What to do | Print out every line, exactly as written.

Task data |
▽
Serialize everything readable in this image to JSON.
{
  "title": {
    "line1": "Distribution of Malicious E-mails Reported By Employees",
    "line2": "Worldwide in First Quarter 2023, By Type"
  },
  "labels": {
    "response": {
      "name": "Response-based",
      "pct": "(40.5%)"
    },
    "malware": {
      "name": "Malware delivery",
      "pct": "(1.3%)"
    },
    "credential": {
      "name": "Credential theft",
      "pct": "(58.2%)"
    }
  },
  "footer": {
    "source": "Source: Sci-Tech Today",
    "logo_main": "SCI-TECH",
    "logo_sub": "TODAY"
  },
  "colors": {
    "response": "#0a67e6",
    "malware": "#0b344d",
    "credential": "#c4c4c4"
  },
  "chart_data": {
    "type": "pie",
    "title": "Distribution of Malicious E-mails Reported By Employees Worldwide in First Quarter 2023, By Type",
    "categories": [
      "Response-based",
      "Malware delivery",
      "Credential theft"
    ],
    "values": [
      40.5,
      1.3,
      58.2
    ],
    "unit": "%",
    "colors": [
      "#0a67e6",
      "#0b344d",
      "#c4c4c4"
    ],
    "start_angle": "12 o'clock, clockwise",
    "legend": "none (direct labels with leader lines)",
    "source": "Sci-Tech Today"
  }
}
△
Task solution |
Serialize everything readable in this image to JSON.
{
  "title": {
    "line1": "Distribution of Malicious E-mails Reported By Employees",
    "line2": "Worldwide in First Quarter 2023, By Type"
  },
  "labels": {
    "response": {
      "name": "Response-based",
      "pct": "(40.5%)"
    },
    "malware": {
      "name": "Malware delivery",
      "pct": "(1.3%)"
    },
    "credential": {
      "name": "Credential theft",
      "pct": "(58.2%)"
    }
  },
  "footer": {
    "source": "Source: Sci-Tech Today",
    "logo_main": "SCI-TECH",
    "logo_sub": "TODAY"
  },
  "colors": {
    "response": "#0a67e6",
    "malware": "#0b344d",
    "credential": "#c4c4c4"
  },
  "chart_data": {
    "type": "pie",
    "title": "Distribution of Malicious E-mails Reported By Employees Worldwide in First Quarter 2023, By Type",
    "categories": [
      "Response-based",
      "Malware delivery",
      "Credential theft"
    ],
    "values": [
      40.5,
      1.3,
      58.2
    ],
    "unit": "%",
    "colors": [
      "#0a67e6",
      "#0b344d",
      "#c4c4c4"
    ],
    "start_angle": "12 o'clock, clockwise",
    "legend": "none (direct labels with leader lines)",
    "source": "Sci-Tech Today"
  }
}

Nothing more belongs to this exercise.